PROVIDED INFORMATION –

────────────────────────────────────────

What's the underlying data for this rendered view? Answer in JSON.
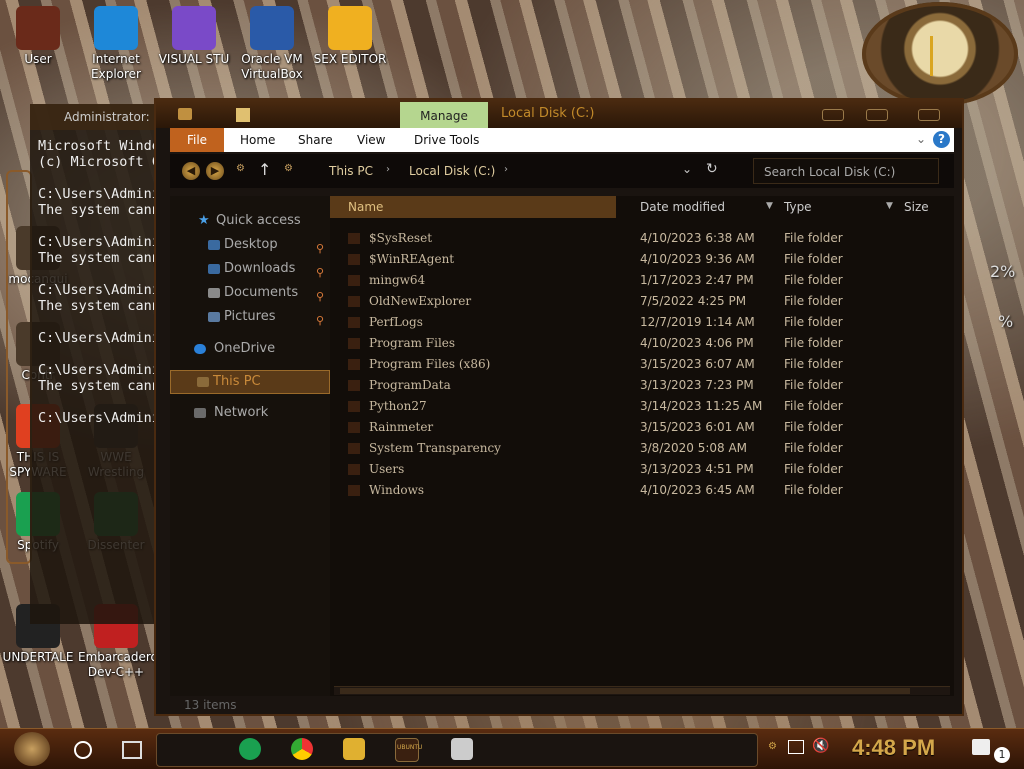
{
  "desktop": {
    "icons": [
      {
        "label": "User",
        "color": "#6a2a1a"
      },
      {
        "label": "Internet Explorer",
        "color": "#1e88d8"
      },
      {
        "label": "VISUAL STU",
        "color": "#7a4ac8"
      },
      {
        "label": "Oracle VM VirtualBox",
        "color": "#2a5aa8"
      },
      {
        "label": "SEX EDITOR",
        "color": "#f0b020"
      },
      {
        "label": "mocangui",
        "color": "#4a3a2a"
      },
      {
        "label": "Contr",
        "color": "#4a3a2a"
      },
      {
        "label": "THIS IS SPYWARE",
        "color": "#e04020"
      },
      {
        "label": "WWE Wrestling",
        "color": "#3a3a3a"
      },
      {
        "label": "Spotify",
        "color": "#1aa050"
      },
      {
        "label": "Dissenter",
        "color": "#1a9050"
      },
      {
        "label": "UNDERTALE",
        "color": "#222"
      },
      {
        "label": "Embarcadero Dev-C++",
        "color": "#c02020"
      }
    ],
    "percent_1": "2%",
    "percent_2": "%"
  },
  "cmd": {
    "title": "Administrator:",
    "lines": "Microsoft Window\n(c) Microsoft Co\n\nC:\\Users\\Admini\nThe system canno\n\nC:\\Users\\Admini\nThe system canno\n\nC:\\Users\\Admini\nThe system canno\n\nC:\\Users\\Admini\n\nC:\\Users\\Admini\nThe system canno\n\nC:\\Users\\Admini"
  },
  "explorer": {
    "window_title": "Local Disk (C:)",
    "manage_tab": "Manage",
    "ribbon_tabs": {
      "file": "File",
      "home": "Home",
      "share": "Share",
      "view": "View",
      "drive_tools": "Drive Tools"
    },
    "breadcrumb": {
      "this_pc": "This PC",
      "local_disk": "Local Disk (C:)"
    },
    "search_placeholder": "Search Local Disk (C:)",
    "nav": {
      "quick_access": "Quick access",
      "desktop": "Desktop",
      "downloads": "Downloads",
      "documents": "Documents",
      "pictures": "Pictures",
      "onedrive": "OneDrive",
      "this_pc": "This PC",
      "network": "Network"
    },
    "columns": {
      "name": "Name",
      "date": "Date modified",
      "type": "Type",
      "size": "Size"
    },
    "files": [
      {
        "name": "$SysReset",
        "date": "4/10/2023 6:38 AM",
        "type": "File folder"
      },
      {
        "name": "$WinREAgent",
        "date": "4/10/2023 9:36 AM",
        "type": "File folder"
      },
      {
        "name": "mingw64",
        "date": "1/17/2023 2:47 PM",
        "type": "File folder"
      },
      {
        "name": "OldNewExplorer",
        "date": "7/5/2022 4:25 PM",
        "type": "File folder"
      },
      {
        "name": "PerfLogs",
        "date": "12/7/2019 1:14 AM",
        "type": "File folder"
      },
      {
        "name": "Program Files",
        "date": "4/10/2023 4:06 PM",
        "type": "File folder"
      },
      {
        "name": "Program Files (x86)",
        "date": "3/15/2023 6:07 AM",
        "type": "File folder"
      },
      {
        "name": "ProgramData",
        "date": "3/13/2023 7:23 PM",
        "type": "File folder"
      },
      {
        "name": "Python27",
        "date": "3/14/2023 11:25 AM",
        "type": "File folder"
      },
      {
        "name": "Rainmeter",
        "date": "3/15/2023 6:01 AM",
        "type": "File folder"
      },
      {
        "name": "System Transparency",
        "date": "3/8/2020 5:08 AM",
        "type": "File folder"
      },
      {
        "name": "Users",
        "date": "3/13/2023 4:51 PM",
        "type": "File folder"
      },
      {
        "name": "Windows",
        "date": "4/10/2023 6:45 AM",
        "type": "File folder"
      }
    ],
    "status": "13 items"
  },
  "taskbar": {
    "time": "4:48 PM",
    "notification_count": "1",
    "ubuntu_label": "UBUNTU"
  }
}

────────────────────────────────────────

THE EXERCISE – Look over the material above and show each line where "Local" appears.

THE RESULT –
    "window_title": "Local Disk (C:)",
      "local_disk": "Local Disk (C:)"
    "search_placeholder": "Search Local Disk (C:)",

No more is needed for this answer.